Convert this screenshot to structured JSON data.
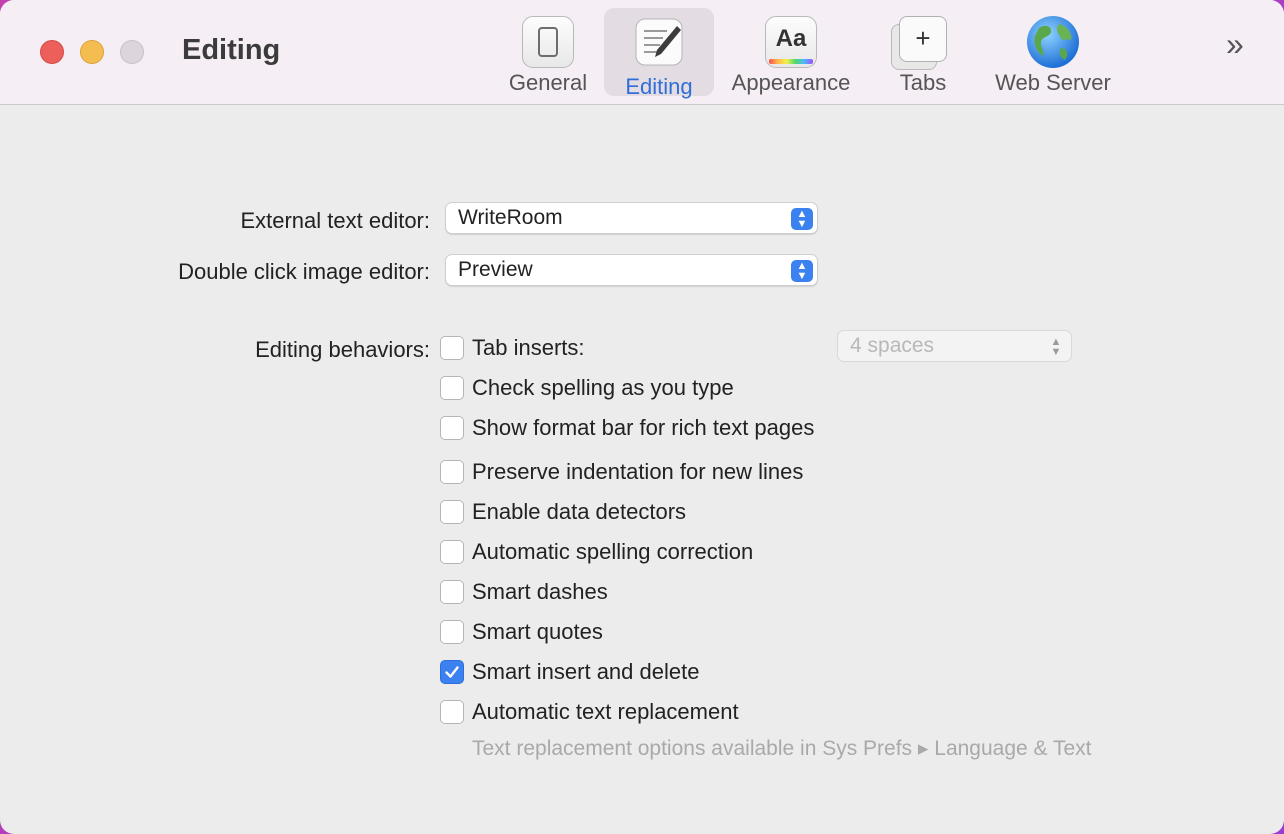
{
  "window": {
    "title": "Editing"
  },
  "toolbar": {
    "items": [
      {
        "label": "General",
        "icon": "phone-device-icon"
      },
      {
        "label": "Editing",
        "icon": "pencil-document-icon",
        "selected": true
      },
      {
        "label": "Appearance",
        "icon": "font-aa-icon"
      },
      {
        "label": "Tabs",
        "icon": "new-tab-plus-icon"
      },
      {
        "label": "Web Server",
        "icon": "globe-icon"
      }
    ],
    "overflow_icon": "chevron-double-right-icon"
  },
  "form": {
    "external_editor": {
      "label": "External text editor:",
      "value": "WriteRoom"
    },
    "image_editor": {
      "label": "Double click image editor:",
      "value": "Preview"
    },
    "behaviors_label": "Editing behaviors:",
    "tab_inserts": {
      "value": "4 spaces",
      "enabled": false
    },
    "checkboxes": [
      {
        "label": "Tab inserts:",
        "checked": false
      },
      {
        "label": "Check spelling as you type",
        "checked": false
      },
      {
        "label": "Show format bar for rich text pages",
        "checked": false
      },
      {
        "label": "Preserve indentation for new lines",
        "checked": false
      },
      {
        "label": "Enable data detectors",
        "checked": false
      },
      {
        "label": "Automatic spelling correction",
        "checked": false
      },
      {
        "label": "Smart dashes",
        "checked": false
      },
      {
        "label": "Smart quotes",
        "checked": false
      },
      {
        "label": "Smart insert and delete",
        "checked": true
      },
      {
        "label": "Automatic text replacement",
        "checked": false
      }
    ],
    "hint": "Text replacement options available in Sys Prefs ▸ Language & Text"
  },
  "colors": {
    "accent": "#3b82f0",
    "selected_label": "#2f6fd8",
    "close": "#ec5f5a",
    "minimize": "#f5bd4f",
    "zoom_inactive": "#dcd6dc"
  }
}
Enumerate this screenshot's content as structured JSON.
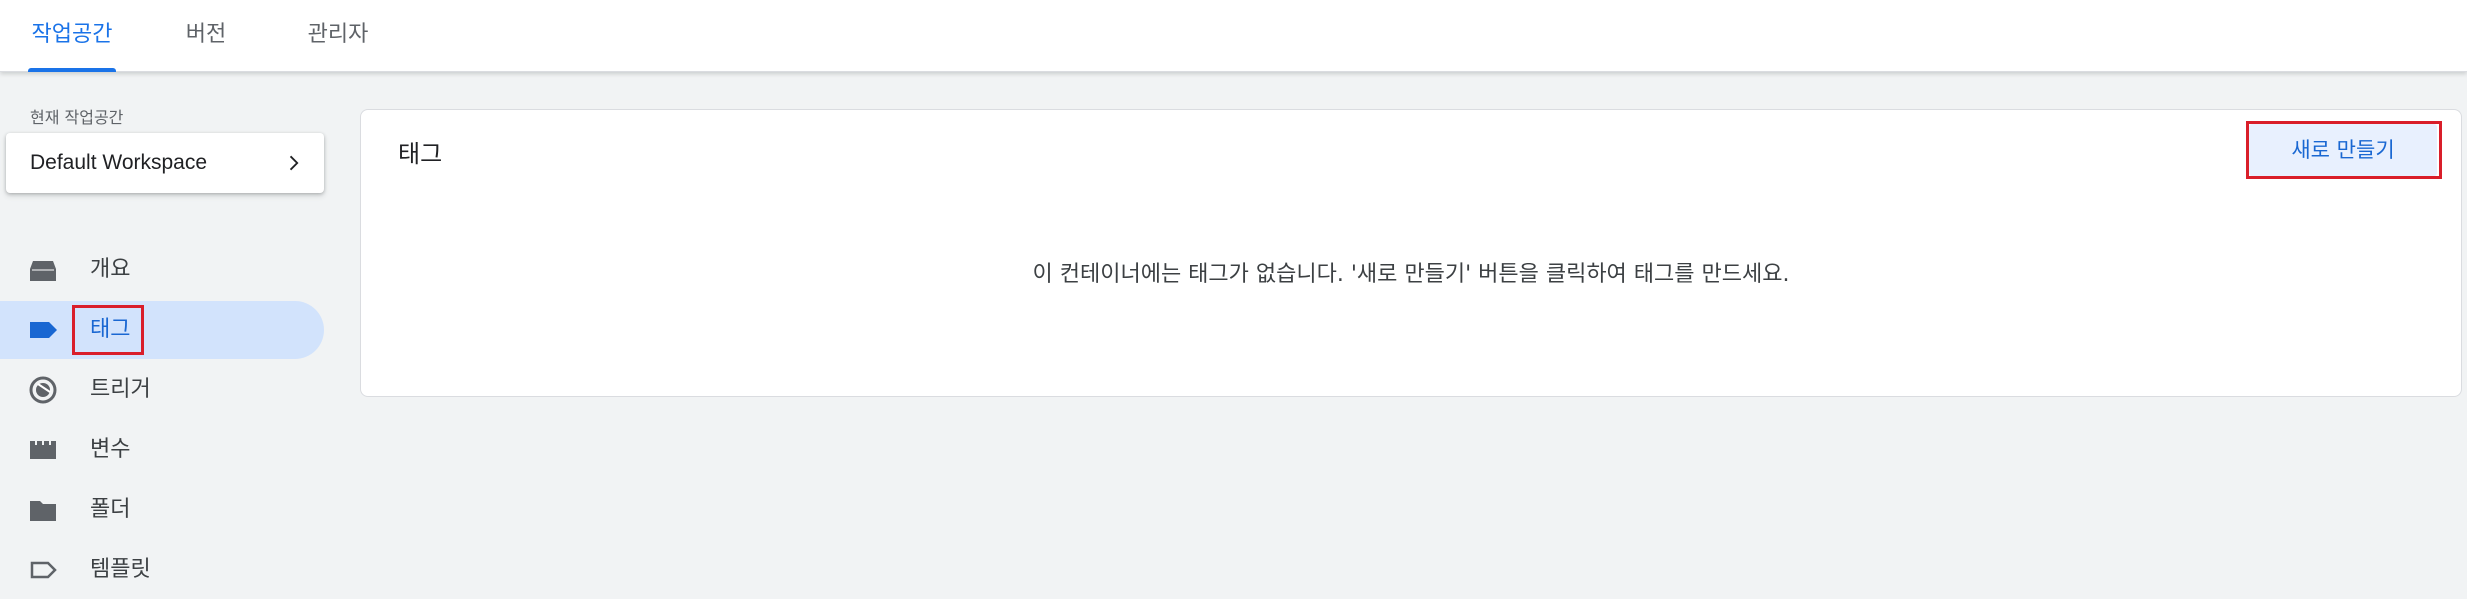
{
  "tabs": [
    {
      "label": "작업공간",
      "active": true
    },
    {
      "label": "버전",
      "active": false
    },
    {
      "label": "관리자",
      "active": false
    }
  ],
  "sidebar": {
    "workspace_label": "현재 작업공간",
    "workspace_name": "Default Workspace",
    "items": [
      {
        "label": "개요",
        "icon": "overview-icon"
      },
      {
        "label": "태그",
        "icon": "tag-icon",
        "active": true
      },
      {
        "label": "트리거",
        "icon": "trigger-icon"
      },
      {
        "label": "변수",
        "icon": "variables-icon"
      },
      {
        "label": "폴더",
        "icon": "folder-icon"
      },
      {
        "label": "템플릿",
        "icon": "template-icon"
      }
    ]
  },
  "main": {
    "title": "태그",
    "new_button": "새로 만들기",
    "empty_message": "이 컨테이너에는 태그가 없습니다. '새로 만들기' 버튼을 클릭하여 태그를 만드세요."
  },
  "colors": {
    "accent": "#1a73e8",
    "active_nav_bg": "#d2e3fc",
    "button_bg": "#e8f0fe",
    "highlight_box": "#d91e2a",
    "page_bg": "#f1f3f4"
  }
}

* _PROBLEM STATEMENT_:
Above are the records. Copy exactly, and only, the lines from the line containing "Enumerate this screenshot's" through the last one, omitting any pictures.

* _FULL RESPONSE_:
Enumerate this screenshot's content as structured JSON.
{
  "tabs": [
    {
      "label": "작업공간",
      "active": true
    },
    {
      "label": "버전",
      "active": false
    },
    {
      "label": "관리자",
      "active": false
    }
  ],
  "sidebar": {
    "workspace_label": "현재 작업공간",
    "workspace_name": "Default Workspace",
    "items": [
      {
        "label": "개요",
        "icon": "overview-icon"
      },
      {
        "label": "태그",
        "icon": "tag-icon",
        "active": true
      },
      {
        "label": "트리거",
        "icon": "trigger-icon"
      },
      {
        "label": "변수",
        "icon": "variables-icon"
      },
      {
        "label": "폴더",
        "icon": "folder-icon"
      },
      {
        "label": "템플릿",
        "icon": "template-icon"
      }
    ]
  },
  "main": {
    "title": "태그",
    "new_button": "새로 만들기",
    "empty_message": "이 컨테이너에는 태그가 없습니다. '새로 만들기' 버튼을 클릭하여 태그를 만드세요."
  },
  "colors": {
    "accent": "#1a73e8",
    "active_nav_bg": "#d2e3fc",
    "button_bg": "#e8f0fe",
    "highlight_box": "#d91e2a",
    "page_bg": "#f1f3f4"
  }
}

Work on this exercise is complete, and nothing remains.